**INPUT RECORDS**

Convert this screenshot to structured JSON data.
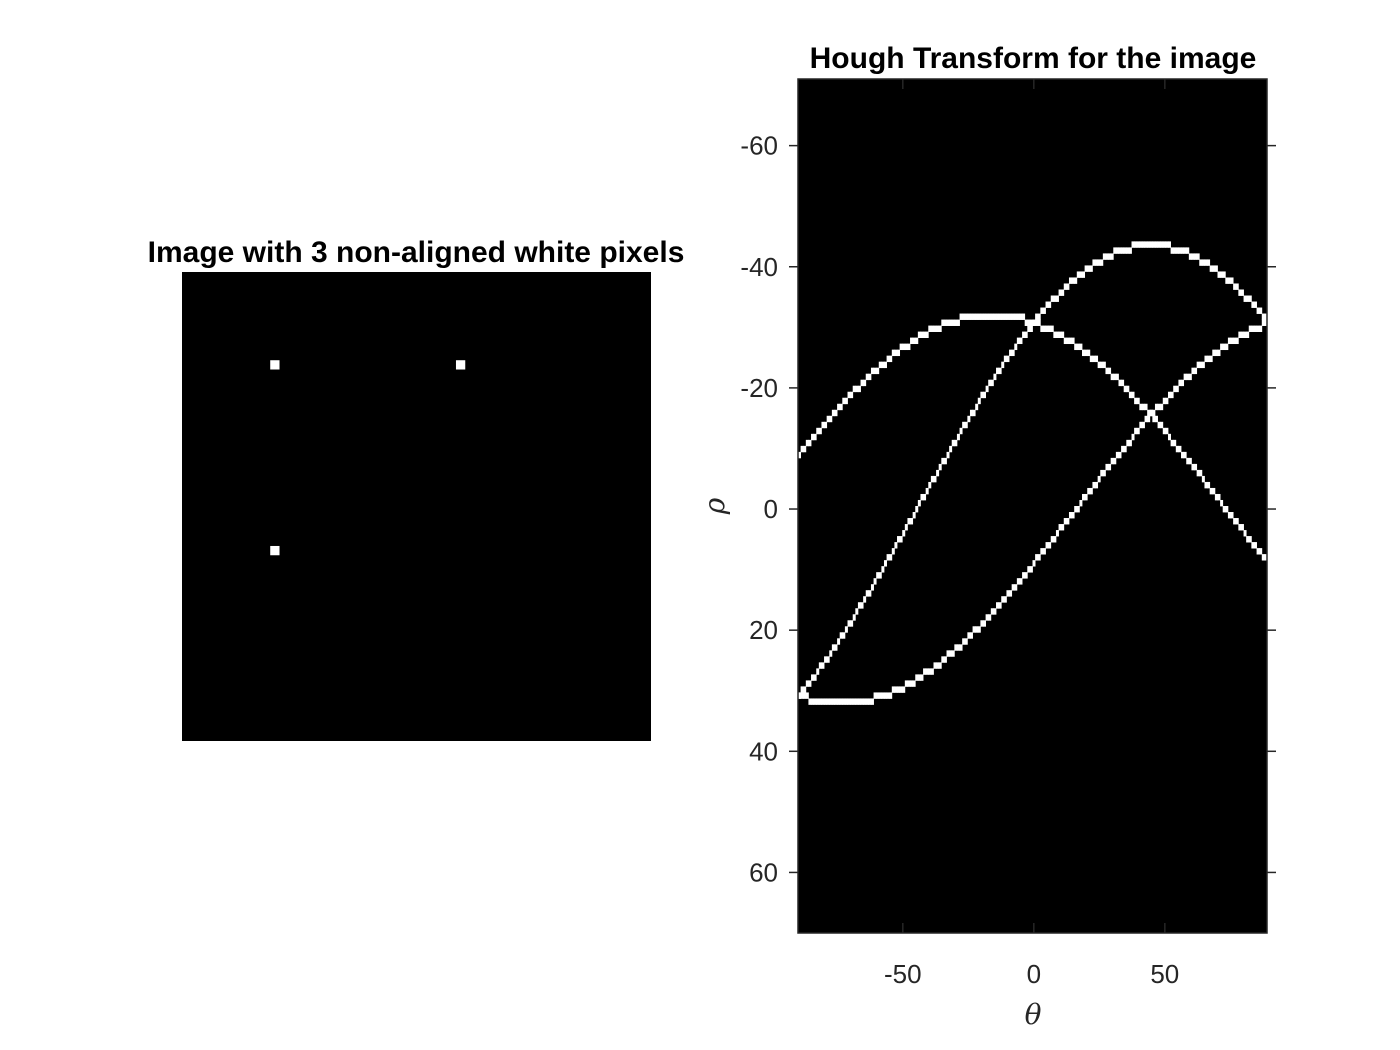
{
  "chart_data": [
    {
      "type": "image",
      "title": "Image with 3 non-aligned white pixels",
      "background": "#000000",
      "foreground": "#ffffff",
      "grid_size": [
        101,
        101
      ],
      "pixels": [
        {
          "row": 20,
          "col": 20
        },
        {
          "row": 20,
          "col": 60
        },
        {
          "row": 60,
          "col": 20
        }
      ]
    },
    {
      "type": "heatmap",
      "title": "Hough Transform for the image",
      "xlabel": "θ",
      "ylabel": "ρ",
      "xlim": [
        -90,
        89
      ],
      "ylim": [
        -71,
        70
      ],
      "y_reversed": true,
      "xticks": [
        -50,
        0,
        50
      ],
      "yticks": [
        -60,
        -40,
        -20,
        0,
        20,
        40,
        60
      ],
      "background": "#000000",
      "curve_color": "#ffffff",
      "curves": [
        {
          "name": "point (20,20)",
          "x_coord": 20,
          "y_coord": 20
        },
        {
          "name": "point (60,20)",
          "x_coord": 60,
          "y_coord": 20
        },
        {
          "name": "point (20,60)",
          "x_coord": 20,
          "y_coord": 60
        }
      ],
      "image_center": [
        51,
        51
      ]
    }
  ]
}
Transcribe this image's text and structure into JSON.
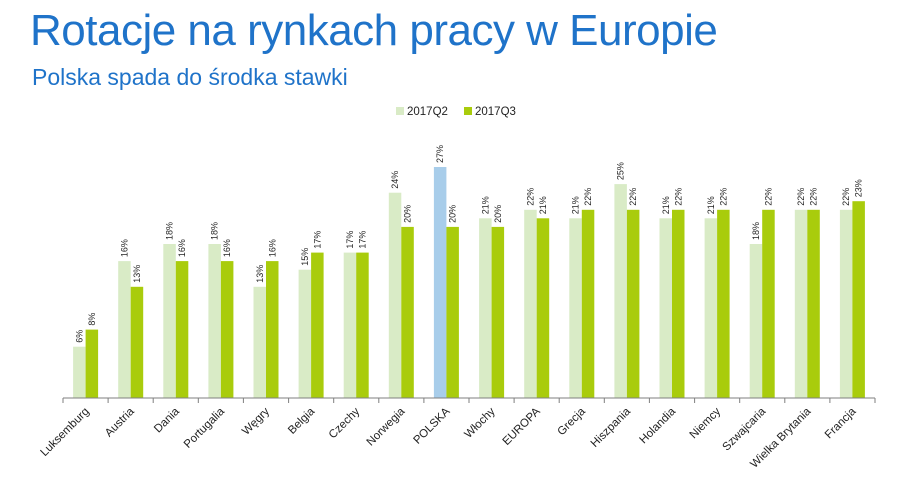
{
  "header": {
    "title": "Rotacje na rynkach pracy w Europie",
    "subtitle": "Polska spada do środka stawki"
  },
  "colors": {
    "q2": "#d9ebc6",
    "q3": "#a9cc0c",
    "highlight_q2": "#a8cdea",
    "axis": "#7f7f7f"
  },
  "chart_data": {
    "type": "bar",
    "categories": [
      "Luksemburg",
      "Austria",
      "Dania",
      "Portugalia",
      "Węgry",
      "Belgia",
      "Czechy",
      "Norwegia",
      "POLSKA",
      "Włochy",
      "EUROPA",
      "Grecja",
      "Hiszpania",
      "Holandia",
      "Niemcy",
      "Szwajcaria",
      "Wielka Brytania",
      "Francja"
    ],
    "series": [
      {
        "name": "2017Q2",
        "values": [
          6,
          16,
          18,
          18,
          13,
          15,
          17,
          24,
          27,
          21,
          22,
          21,
          25,
          21,
          21,
          18,
          22,
          22
        ],
        "labels": [
          "6%",
          "16%",
          "18%",
          "18%",
          "13%",
          "15%",
          "17%",
          "24%",
          "27%",
          "21%",
          "22%",
          "21%",
          "25%",
          "21%",
          "21%",
          "18%",
          "22%",
          "22%"
        ]
      },
      {
        "name": "2017Q3",
        "values": [
          8,
          13,
          16,
          16,
          16,
          17,
          17,
          20,
          20,
          20,
          21,
          22,
          22,
          22,
          22,
          22,
          22,
          23
        ],
        "labels": [
          "8%",
          "13%",
          "16%",
          "16%",
          "16%",
          "17%",
          "17%",
          "20%",
          "20%",
          "20%",
          "21%",
          "22%",
          "22%",
          "22%",
          "22%",
          "22%",
          "22%",
          "23%"
        ]
      }
    ],
    "highlight_category": "POLSKA",
    "ylim": [
      0,
      27
    ],
    "grid": false,
    "legend_position": "top-center"
  }
}
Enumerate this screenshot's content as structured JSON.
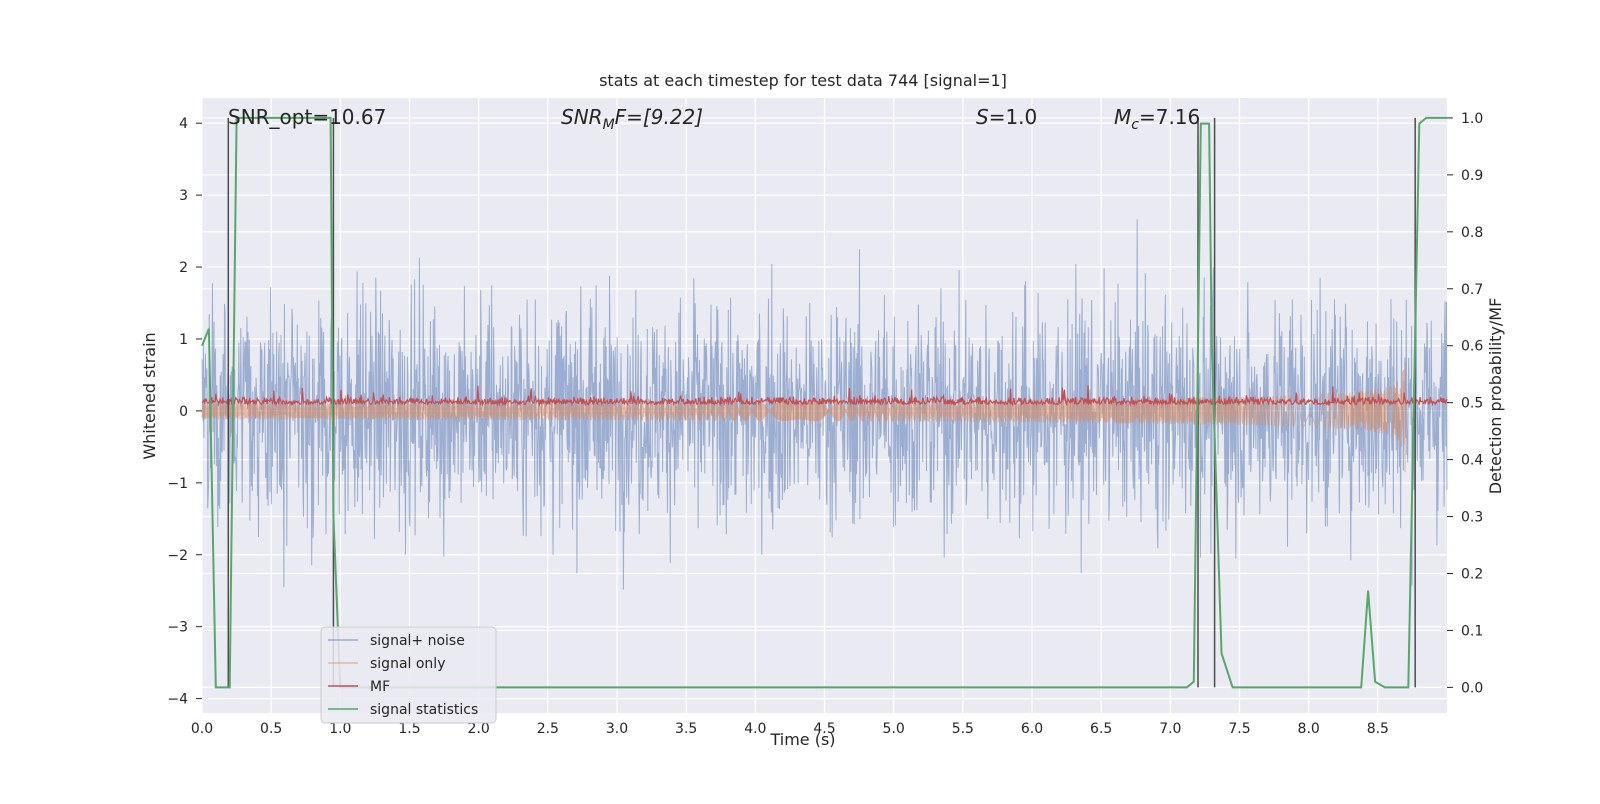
{
  "chart_data": {
    "type": "line",
    "title": "stats at each timestep for test data 744 [signal=1]",
    "xlabel": "Time (s)",
    "ylabel": "Whitened strain",
    "ylabel_right": "Detection probability/MF",
    "xlim": [
      0.0,
      9.0
    ],
    "ylim": [
      -4.2,
      4.35
    ],
    "ylim_right": [
      -0.045,
      1.035
    ],
    "x_ticks": [
      0.0,
      0.5,
      1.0,
      1.5,
      2.0,
      2.5,
      3.0,
      3.5,
      4.0,
      4.5,
      5.0,
      5.5,
      6.0,
      6.5,
      7.0,
      7.5,
      8.0,
      8.5
    ],
    "y_ticks": [
      -4,
      -3,
      -2,
      -1,
      0,
      1,
      2,
      3,
      4
    ],
    "y_ticks_right": [
      0.0,
      0.1,
      0.2,
      0.3,
      0.4,
      0.5,
      0.6,
      0.7,
      0.8,
      0.9,
      1.0
    ],
    "grid": true,
    "legend_position": "lower-left",
    "annotations": {
      "snr_opt": "SNR_opt=10.67",
      "snr_mf_main": "SNR",
      "snr_mf_sub": "M",
      "snr_mf_rest": "F=[9.22]",
      "s_main": "S",
      "s_rest": "=1.0",
      "mc_main": "M",
      "mc_sub": "c",
      "mc_rest": "=7.16"
    },
    "series": [
      {
        "name": "signal+ noise",
        "color": "#4c72b0",
        "axis": "left",
        "kind": "noise",
        "amplitude": 1.0
      },
      {
        "name": "signal only",
        "color": "#dd8452",
        "axis": "left",
        "kind": "chirp",
        "t_merge": 8.7,
        "peak_amplitude": 1.0
      },
      {
        "name": "MF",
        "color": "#c44e52",
        "axis": "left",
        "kind": "filter-output",
        "level": 0.12
      },
      {
        "name": "signal statistics",
        "color": "#55a868",
        "axis": "right",
        "x": [
          0.0,
          0.05,
          0.1,
          0.12,
          0.2,
          0.25,
          0.3,
          0.93,
          0.95,
          1.0,
          1.05,
          7.12,
          7.17,
          7.22,
          7.24,
          7.28,
          7.3,
          7.37,
          7.45,
          8.38,
          8.43,
          8.48,
          8.55,
          8.72,
          8.8,
          8.85,
          8.9,
          9.0
        ],
        "y": [
          0.6,
          0.63,
          0.0,
          0.0,
          0.0,
          1.0,
          1.0,
          1.0,
          0.3,
          0.0,
          0.0,
          0.0,
          0.01,
          0.99,
          0.99,
          0.99,
          0.6,
          0.06,
          0.0,
          0.0,
          0.17,
          0.01,
          0.0,
          0.0,
          0.99,
          1.0,
          1.0,
          1.0
        ]
      }
    ],
    "vertical_markers": [
      0.19,
      0.95,
      7.2,
      7.32,
      8.77
    ]
  },
  "legend": {
    "items": [
      {
        "label": "signal+ noise",
        "color": "#4c72b0"
      },
      {
        "label": "signal only",
        "color": "#dd8452"
      },
      {
        "label": "MF",
        "color": "#c44e52"
      },
      {
        "label": "signal statistics",
        "color": "#55a868"
      }
    ]
  },
  "colors": {
    "plot_background": "#eaeaf2",
    "grid": "#ffffff",
    "text": "#262626",
    "marker": "#4d4d4d"
  }
}
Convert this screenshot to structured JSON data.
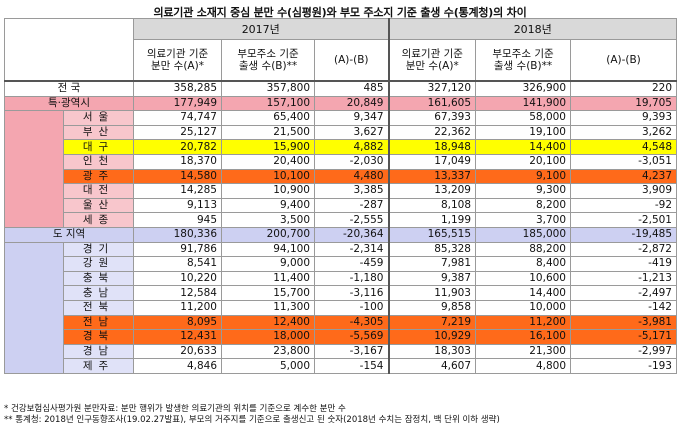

**WHAT IS EXPECTED**
Strip out the images, then output the records above word for word.

**CORRECT OUTPUT**
Convert this screenshot to structured JSON data.
{
  "chart_data": [
    {
      "type": "image",
      "title": "Image with 3 non-aligned white pixels",
      "background": "#000000",
      "foreground": "#ffffff",
      "grid_size": [
        101,
        101
      ],
      "pixels": [
        {
          "row": 20,
          "col": 20
        },
        {
          "row": 20,
          "col": 60
        },
        {
          "row": 60,
          "col": 20
        }
      ]
    },
    {
      "type": "heatmap",
      "title": "Hough Transform for the image",
      "xlabel": "θ",
      "ylabel": "ρ",
      "xlim": [
        -90,
        89
      ],
      "ylim": [
        -71,
        70
      ],
      "y_reversed": true,
      "xticks": [
        -50,
        0,
        50
      ],
      "yticks": [
        -60,
        -40,
        -20,
        0,
        20,
        40,
        60
      ],
      "background": "#000000",
      "curve_color": "#ffffff",
      "curves": [
        {
          "name": "point (20,20)",
          "x_coord": 20,
          "y_coord": 20
        },
        {
          "name": "point (60,20)",
          "x_coord": 60,
          "y_coord": 20
        },
        {
          "name": "point (20,60)",
          "x_coord": 20,
          "y_coord": 60
        }
      ],
      "image_center": [
        51,
        51
      ]
    }
  ]
}
Transcribe this image's text and structure into JSON.
{
  "header": {
    "title": "Rotacje na rynkach pracy w Europie",
    "subtitle": "Polska spada do środka stawki"
  },
  "colors": {
    "q2": "#d9ebc6",
    "q3": "#a9cc0c",
    "highlight_q2": "#a8cdea",
    "axis": "#7f7f7f"
  },
  "chart_data": {
    "type": "bar",
    "categories": [
      "Luksemburg",
      "Austria",
      "Dania",
      "Portugalia",
      "Węgry",
      "Belgia",
      "Czechy",
      "Norwegia",
      "POLSKA",
      "Włochy",
      "EUROPA",
      "Grecja",
      "Hiszpania",
      "Holandia",
      "Niemcy",
      "Szwajcaria",
      "Wielka Brytania",
      "Francja"
    ],
    "series": [
      {
        "name": "2017Q2",
        "values": [
          6,
          16,
          18,
          18,
          13,
          15,
          17,
          24,
          27,
          21,
          22,
          21,
          25,
          21,
          21,
          18,
          22,
          22
        ],
        "labels": [
          "6%",
          "16%",
          "18%",
          "18%",
          "13%",
          "15%",
          "17%",
          "24%",
          "27%",
          "21%",
          "22%",
          "21%",
          "25%",
          "21%",
          "21%",
          "18%",
          "22%",
          "22%"
        ]
      },
      {
        "name": "2017Q3",
        "values": [
          8,
          13,
          16,
          16,
          16,
          17,
          17,
          20,
          20,
          20,
          21,
          22,
          22,
          22,
          22,
          22,
          22,
          23
        ],
        "labels": [
          "8%",
          "13%",
          "16%",
          "16%",
          "16%",
          "17%",
          "17%",
          "20%",
          "20%",
          "20%",
          "21%",
          "22%",
          "22%",
          "22%",
          "22%",
          "22%",
          "22%",
          "23%"
        ]
      }
    ],
    "highlight_category": "POLSKA",
    "ylim": [
      0,
      27
    ],
    "grid": false,
    "legend_position": "top-center"
  }
}
Enumerate this screenshot's content as structured JSON.
{
  "chart_data": {
    "type": "line",
    "title": "stats at each timestep for test data 744 [signal=1]",
    "xlabel": "Time (s)",
    "ylabel": "Whitened strain",
    "ylabel_right": "Detection probability/MF",
    "xlim": [
      0.0,
      9.0
    ],
    "ylim": [
      -4.2,
      4.35
    ],
    "ylim_right": [
      -0.045,
      1.035
    ],
    "x_ticks": [
      0.0,
      0.5,
      1.0,
      1.5,
      2.0,
      2.5,
      3.0,
      3.5,
      4.0,
      4.5,
      5.0,
      5.5,
      6.0,
      6.5,
      7.0,
      7.5,
      8.0,
      8.5
    ],
    "y_ticks": [
      -4,
      -3,
      -2,
      -1,
      0,
      1,
      2,
      3,
      4
    ],
    "y_ticks_right": [
      0.0,
      0.1,
      0.2,
      0.3,
      0.4,
      0.5,
      0.6,
      0.7,
      0.8,
      0.9,
      1.0
    ],
    "grid": true,
    "legend_position": "lower-left",
    "annotations": {
      "snr_opt": "SNR_opt=10.67",
      "snr_mf_main": "SNR",
      "snr_mf_sub": "M",
      "snr_mf_rest": "F=[9.22]",
      "s_main": "S",
      "s_rest": "=1.0",
      "mc_main": "M",
      "mc_sub": "c",
      "mc_rest": "=7.16"
    },
    "series": [
      {
        "name": "signal+ noise",
        "color": "#4c72b0",
        "axis": "left",
        "kind": "noise",
        "amplitude": 1.0
      },
      {
        "name": "signal only",
        "color": "#dd8452",
        "axis": "left",
        "kind": "chirp",
        "t_merge": 8.7,
        "peak_amplitude": 1.0
      },
      {
        "name": "MF",
        "color": "#c44e52",
        "axis": "left",
        "kind": "filter-output",
        "level": 0.12
      },
      {
        "name": "signal statistics",
        "color": "#55a868",
        "axis": "right",
        "x": [
          0.0,
          0.05,
          0.1,
          0.12,
          0.2,
          0.25,
          0.3,
          0.93,
          0.95,
          1.0,
          1.05,
          7.12,
          7.17,
          7.22,
          7.24,
          7.28,
          7.3,
          7.37,
          7.45,
          8.38,
          8.43,
          8.48,
          8.55,
          8.72,
          8.8,
          8.85,
          8.9,
          9.0
        ],
        "y": [
          0.6,
          0.63,
          0.0,
          0.0,
          0.0,
          1.0,
          1.0,
          1.0,
          0.3,
          0.0,
          0.0,
          0.0,
          0.01,
          0.99,
          0.99,
          0.99,
          0.6,
          0.06,
          0.0,
          0.0,
          0.17,
          0.01,
          0.0,
          0.0,
          0.99,
          1.0,
          1.0,
          1.0
        ]
      }
    ],
    "vertical_markers": [
      0.19,
      0.95,
      7.2,
      7.32,
      8.77
    ]
  },
  "legend": {
    "items": [
      {
        "label": "signal+ noise",
        "color": "#4c72b0"
      },
      {
        "label": "signal only",
        "color": "#dd8452"
      },
      {
        "label": "MF",
        "color": "#c44e52"
      },
      {
        "label": "signal statistics",
        "color": "#55a868"
      }
    ]
  },
  "colors": {
    "plot_background": "#eaeaf2",
    "grid": "#ffffff",
    "text": "#262626",
    "marker": "#4d4d4d"
  }
}
Convert this screenshot to structured JSON data.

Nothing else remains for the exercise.